■ **WHAT IS EXPECTED**:
Return all of the data exactly, with nothing left out but the pictures.

Records from a dataset:
******************************
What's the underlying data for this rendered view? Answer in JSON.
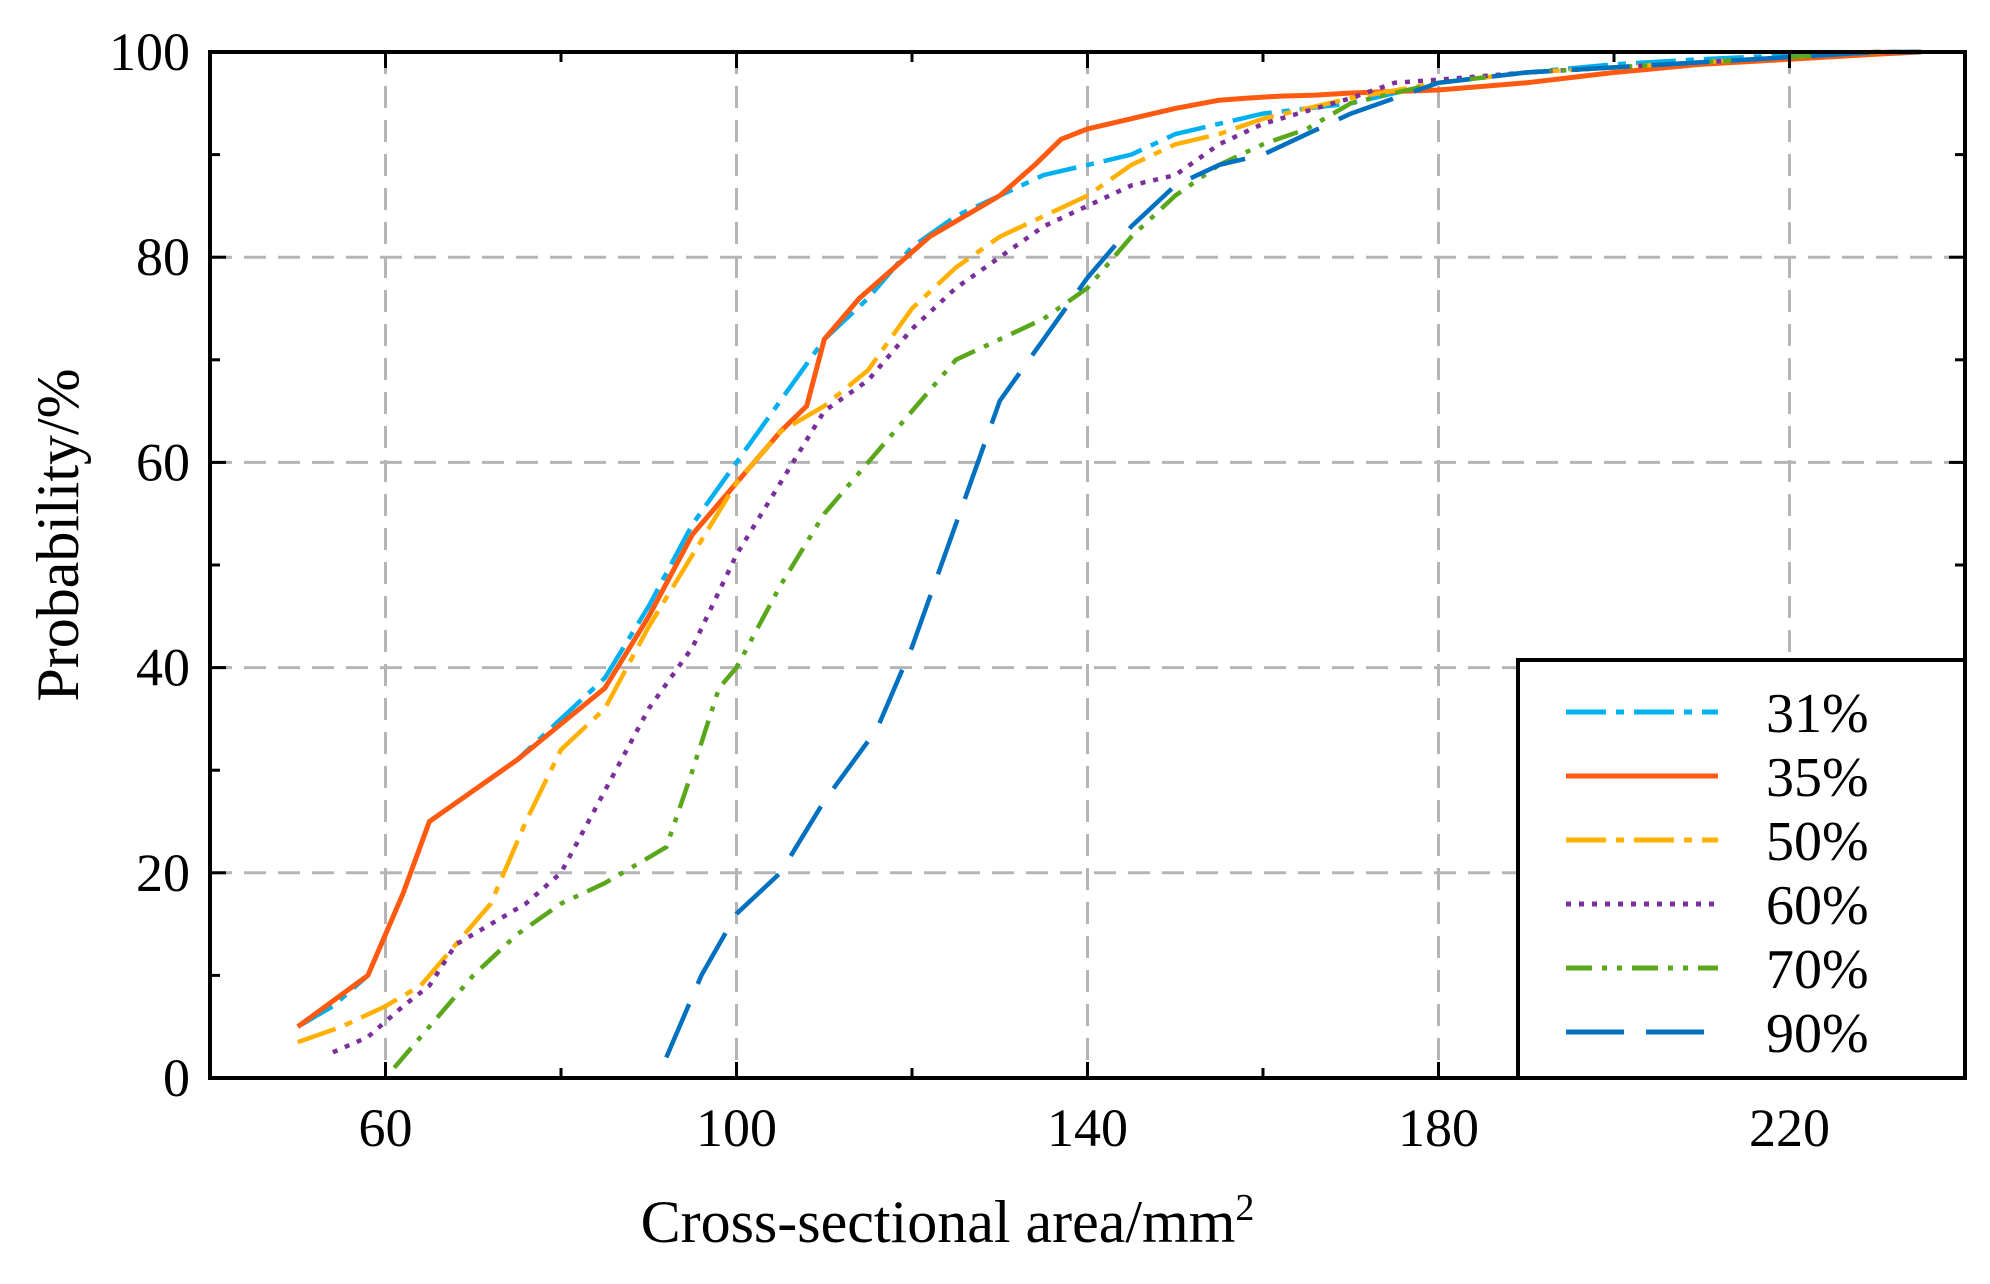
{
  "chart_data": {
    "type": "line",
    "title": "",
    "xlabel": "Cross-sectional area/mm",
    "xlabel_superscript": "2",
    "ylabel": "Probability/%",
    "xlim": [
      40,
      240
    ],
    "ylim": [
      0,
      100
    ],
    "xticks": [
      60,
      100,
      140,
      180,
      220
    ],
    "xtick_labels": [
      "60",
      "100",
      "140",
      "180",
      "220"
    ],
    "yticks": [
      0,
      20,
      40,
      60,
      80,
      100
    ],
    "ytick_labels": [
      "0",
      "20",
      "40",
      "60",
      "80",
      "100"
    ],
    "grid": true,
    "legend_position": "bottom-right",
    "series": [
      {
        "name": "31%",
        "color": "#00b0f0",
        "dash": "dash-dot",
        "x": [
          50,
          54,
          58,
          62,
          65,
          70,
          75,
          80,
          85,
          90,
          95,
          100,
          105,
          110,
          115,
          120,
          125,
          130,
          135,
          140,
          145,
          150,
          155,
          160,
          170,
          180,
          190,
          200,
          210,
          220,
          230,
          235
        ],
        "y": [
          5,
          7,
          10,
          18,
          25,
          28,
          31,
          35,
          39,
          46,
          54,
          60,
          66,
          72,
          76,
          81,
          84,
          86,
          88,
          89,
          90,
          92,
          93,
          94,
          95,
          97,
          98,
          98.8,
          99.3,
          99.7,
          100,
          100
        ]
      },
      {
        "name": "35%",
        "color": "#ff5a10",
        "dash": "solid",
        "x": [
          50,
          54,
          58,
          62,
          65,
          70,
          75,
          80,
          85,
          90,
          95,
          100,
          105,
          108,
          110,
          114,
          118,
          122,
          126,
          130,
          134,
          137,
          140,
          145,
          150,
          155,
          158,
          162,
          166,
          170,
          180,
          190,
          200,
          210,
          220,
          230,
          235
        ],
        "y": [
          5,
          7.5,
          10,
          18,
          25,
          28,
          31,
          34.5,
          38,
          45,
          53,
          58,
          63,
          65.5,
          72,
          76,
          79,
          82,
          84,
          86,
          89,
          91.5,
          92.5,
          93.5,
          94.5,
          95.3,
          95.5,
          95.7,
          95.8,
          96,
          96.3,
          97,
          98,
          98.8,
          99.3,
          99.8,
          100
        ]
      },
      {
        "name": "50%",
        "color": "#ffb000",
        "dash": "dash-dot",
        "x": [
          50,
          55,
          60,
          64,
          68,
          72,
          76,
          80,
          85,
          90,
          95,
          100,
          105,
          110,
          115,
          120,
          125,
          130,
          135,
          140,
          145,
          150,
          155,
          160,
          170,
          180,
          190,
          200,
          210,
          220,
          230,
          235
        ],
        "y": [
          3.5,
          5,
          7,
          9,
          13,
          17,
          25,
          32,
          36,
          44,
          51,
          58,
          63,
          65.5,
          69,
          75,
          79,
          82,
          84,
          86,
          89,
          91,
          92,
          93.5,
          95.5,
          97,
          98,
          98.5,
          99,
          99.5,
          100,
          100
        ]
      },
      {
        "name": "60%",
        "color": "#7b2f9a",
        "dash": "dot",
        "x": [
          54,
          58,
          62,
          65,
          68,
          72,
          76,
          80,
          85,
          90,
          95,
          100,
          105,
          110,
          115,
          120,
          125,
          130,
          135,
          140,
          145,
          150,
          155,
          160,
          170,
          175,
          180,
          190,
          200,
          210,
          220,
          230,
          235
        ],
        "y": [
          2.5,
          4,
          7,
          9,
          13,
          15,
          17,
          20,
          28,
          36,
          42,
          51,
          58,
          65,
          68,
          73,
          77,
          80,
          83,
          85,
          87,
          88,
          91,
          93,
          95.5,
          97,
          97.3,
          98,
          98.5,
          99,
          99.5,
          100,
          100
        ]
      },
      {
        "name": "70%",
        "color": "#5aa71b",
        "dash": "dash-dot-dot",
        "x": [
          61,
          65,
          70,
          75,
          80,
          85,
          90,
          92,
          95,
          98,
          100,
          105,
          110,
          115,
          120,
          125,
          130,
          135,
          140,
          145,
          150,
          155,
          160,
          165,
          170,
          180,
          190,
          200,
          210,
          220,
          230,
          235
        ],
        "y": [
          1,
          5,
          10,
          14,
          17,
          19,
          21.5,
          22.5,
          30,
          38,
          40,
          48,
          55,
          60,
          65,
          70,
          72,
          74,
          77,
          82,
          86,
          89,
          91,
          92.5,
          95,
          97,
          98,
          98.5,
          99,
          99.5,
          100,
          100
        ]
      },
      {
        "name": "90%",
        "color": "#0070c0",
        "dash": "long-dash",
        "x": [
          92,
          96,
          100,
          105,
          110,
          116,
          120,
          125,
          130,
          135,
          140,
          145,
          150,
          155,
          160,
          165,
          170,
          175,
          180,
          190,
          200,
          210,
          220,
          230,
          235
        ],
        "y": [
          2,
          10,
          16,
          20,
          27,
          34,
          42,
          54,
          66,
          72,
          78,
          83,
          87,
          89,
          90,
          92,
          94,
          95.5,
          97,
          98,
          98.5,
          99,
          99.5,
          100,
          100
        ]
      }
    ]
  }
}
******************************
■ **WRITTEN REPLY**:
What's the underlying data for this rendered view? Answer in JSON.
{
  "chart_data": {
    "type": "line",
    "title": "",
    "xlabel": "Cross-sectional area/mm",
    "xlabel_superscript": "2",
    "ylabel": "Probability/%",
    "xlim": [
      40,
      240
    ],
    "ylim": [
      0,
      100
    ],
    "xticks": [
      60,
      100,
      140,
      180,
      220
    ],
    "xtick_labels": [
      "60",
      "100",
      "140",
      "180",
      "220"
    ],
    "yticks": [
      0,
      20,
      40,
      60,
      80,
      100
    ],
    "ytick_labels": [
      "0",
      "20",
      "40",
      "60",
      "80",
      "100"
    ],
    "grid": true,
    "legend_position": "bottom-right",
    "series": [
      {
        "name": "31%",
        "color": "#00b0f0",
        "dash": "dash-dot",
        "x": [
          50,
          54,
          58,
          62,
          65,
          70,
          75,
          80,
          85,
          90,
          95,
          100,
          105,
          110,
          115,
          120,
          125,
          130,
          135,
          140,
          145,
          150,
          155,
          160,
          170,
          180,
          190,
          200,
          210,
          220,
          230,
          235
        ],
        "y": [
          5,
          7,
          10,
          18,
          25,
          28,
          31,
          35,
          39,
          46,
          54,
          60,
          66,
          72,
          76,
          81,
          84,
          86,
          88,
          89,
          90,
          92,
          93,
          94,
          95,
          97,
          98,
          98.8,
          99.3,
          99.7,
          100,
          100
        ]
      },
      {
        "name": "35%",
        "color": "#ff5a10",
        "dash": "solid",
        "x": [
          50,
          54,
          58,
          62,
          65,
          70,
          75,
          80,
          85,
          90,
          95,
          100,
          105,
          108,
          110,
          114,
          118,
          122,
          126,
          130,
          134,
          137,
          140,
          145,
          150,
          155,
          158,
          162,
          166,
          170,
          180,
          190,
          200,
          210,
          220,
          230,
          235
        ],
        "y": [
          5,
          7.5,
          10,
          18,
          25,
          28,
          31,
          34.5,
          38,
          45,
          53,
          58,
          63,
          65.5,
          72,
          76,
          79,
          82,
          84,
          86,
          89,
          91.5,
          92.5,
          93.5,
          94.5,
          95.3,
          95.5,
          95.7,
          95.8,
          96,
          96.3,
          97,
          98,
          98.8,
          99.3,
          99.8,
          100
        ]
      },
      {
        "name": "50%",
        "color": "#ffb000",
        "dash": "dash-dot",
        "x": [
          50,
          55,
          60,
          64,
          68,
          72,
          76,
          80,
          85,
          90,
          95,
          100,
          105,
          110,
          115,
          120,
          125,
          130,
          135,
          140,
          145,
          150,
          155,
          160,
          170,
          180,
          190,
          200,
          210,
          220,
          230,
          235
        ],
        "y": [
          3.5,
          5,
          7,
          9,
          13,
          17,
          25,
          32,
          36,
          44,
          51,
          58,
          63,
          65.5,
          69,
          75,
          79,
          82,
          84,
          86,
          89,
          91,
          92,
          93.5,
          95.5,
          97,
          98,
          98.5,
          99,
          99.5,
          100,
          100
        ]
      },
      {
        "name": "60%",
        "color": "#7b2f9a",
        "dash": "dot",
        "x": [
          54,
          58,
          62,
          65,
          68,
          72,
          76,
          80,
          85,
          90,
          95,
          100,
          105,
          110,
          115,
          120,
          125,
          130,
          135,
          140,
          145,
          150,
          155,
          160,
          170,
          175,
          180,
          190,
          200,
          210,
          220,
          230,
          235
        ],
        "y": [
          2.5,
          4,
          7,
          9,
          13,
          15,
          17,
          20,
          28,
          36,
          42,
          51,
          58,
          65,
          68,
          73,
          77,
          80,
          83,
          85,
          87,
          88,
          91,
          93,
          95.5,
          97,
          97.3,
          98,
          98.5,
          99,
          99.5,
          100,
          100
        ]
      },
      {
        "name": "70%",
        "color": "#5aa71b",
        "dash": "dash-dot-dot",
        "x": [
          61,
          65,
          70,
          75,
          80,
          85,
          90,
          92,
          95,
          98,
          100,
          105,
          110,
          115,
          120,
          125,
          130,
          135,
          140,
          145,
          150,
          155,
          160,
          165,
          170,
          180,
          190,
          200,
          210,
          220,
          230,
          235
        ],
        "y": [
          1,
          5,
          10,
          14,
          17,
          19,
          21.5,
          22.5,
          30,
          38,
          40,
          48,
          55,
          60,
          65,
          70,
          72,
          74,
          77,
          82,
          86,
          89,
          91,
          92.5,
          95,
          97,
          98,
          98.5,
          99,
          99.5,
          100,
          100
        ]
      },
      {
        "name": "90%",
        "color": "#0070c0",
        "dash": "long-dash",
        "x": [
          92,
          96,
          100,
          105,
          110,
          116,
          120,
          125,
          130,
          135,
          140,
          145,
          150,
          155,
          160,
          165,
          170,
          175,
          180,
          190,
          200,
          210,
          220,
          230,
          235
        ],
        "y": [
          2,
          10,
          16,
          20,
          27,
          34,
          42,
          54,
          66,
          72,
          78,
          83,
          87,
          89,
          90,
          92,
          94,
          95.5,
          97,
          98,
          98.5,
          99,
          99.5,
          100,
          100
        ]
      }
    ]
  }
}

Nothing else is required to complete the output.